Information shown Start Marker

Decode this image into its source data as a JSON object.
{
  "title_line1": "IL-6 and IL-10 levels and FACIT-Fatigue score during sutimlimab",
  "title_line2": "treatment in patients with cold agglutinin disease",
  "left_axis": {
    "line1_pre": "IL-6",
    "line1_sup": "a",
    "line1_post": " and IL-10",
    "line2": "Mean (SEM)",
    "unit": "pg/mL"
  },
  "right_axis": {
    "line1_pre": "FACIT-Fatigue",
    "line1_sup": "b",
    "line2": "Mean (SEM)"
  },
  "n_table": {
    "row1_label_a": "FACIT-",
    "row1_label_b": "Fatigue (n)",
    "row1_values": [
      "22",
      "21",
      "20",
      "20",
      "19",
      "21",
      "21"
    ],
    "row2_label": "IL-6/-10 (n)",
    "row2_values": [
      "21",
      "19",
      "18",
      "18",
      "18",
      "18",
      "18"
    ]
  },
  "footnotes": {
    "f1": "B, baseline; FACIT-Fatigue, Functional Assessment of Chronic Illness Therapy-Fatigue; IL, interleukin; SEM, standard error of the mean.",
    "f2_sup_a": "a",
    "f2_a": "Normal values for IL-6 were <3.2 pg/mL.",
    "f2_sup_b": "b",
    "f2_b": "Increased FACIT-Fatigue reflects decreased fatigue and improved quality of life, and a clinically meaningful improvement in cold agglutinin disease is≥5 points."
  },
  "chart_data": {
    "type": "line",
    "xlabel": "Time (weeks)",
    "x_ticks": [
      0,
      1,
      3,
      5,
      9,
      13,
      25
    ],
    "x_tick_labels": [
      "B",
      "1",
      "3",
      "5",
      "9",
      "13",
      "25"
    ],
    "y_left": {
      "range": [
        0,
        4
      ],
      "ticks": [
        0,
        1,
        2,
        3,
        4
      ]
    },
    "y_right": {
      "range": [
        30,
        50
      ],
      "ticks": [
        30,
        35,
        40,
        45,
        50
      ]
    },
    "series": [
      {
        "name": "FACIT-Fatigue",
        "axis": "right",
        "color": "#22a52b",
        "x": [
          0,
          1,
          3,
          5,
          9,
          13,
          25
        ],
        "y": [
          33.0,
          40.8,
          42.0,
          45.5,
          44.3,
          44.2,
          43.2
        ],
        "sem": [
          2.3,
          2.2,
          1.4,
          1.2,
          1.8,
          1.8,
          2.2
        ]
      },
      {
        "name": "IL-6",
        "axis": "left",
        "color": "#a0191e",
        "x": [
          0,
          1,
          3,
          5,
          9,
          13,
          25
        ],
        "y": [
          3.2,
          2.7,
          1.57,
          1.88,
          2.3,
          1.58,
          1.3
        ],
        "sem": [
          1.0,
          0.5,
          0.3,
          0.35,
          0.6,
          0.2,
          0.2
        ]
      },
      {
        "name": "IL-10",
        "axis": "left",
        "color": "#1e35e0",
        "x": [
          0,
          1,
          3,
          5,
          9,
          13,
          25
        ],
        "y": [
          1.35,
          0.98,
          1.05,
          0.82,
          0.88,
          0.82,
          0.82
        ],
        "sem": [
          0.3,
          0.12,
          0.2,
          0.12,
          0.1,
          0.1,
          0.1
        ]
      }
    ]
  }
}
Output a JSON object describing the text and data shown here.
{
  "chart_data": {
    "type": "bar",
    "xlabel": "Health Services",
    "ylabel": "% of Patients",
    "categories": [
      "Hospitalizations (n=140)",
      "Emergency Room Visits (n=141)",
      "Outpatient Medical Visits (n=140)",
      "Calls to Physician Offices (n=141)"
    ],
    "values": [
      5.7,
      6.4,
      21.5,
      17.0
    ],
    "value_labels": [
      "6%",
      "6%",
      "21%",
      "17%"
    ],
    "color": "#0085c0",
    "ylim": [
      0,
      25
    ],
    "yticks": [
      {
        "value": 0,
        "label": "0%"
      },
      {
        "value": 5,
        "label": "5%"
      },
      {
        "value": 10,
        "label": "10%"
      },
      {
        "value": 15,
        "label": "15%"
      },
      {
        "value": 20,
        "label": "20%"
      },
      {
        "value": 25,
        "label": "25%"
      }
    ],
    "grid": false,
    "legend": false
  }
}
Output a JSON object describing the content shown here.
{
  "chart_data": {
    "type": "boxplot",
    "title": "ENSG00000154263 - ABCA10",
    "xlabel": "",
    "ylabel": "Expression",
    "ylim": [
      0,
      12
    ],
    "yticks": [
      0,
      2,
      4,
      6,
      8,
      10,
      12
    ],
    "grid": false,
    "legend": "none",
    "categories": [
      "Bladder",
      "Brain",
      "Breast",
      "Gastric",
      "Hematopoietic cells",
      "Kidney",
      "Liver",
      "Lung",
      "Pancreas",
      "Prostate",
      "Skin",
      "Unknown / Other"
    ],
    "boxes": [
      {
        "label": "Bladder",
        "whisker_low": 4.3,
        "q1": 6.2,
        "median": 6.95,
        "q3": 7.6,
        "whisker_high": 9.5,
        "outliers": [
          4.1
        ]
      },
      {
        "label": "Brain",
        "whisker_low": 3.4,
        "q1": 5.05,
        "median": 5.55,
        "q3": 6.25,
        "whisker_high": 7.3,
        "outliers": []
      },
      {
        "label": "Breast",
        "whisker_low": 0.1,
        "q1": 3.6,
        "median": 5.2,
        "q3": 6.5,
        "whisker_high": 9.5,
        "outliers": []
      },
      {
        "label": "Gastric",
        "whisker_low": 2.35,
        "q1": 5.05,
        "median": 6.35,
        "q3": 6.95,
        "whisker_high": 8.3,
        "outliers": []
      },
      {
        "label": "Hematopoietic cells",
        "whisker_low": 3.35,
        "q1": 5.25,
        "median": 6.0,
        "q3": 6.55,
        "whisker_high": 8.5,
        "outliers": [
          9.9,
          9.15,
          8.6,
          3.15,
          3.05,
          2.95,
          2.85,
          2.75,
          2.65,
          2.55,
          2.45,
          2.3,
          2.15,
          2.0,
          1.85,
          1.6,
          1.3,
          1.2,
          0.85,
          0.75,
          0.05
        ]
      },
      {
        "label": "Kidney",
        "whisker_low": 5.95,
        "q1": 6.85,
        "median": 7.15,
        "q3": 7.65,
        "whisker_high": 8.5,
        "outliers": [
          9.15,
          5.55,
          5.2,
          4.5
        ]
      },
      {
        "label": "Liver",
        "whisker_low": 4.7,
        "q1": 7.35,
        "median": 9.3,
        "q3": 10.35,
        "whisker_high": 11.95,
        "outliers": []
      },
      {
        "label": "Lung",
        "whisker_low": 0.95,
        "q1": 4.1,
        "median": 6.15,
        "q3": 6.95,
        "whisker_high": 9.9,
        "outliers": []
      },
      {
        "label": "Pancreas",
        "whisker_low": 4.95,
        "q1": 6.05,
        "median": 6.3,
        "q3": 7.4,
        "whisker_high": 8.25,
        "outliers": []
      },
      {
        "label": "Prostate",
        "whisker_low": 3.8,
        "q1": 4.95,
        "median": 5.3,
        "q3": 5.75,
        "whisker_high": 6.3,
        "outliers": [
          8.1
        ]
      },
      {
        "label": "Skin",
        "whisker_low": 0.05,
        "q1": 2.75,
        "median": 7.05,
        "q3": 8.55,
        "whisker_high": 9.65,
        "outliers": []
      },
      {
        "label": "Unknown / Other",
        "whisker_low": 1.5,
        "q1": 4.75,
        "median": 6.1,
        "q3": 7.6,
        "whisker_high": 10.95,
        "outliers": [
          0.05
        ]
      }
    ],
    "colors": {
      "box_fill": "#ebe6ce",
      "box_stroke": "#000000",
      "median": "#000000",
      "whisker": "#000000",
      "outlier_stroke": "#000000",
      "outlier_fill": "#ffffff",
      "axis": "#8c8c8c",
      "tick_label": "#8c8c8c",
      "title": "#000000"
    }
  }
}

Information shown End Marker

How many lines in the records hold the string "object"? Reply with the number only.

— Result below —
3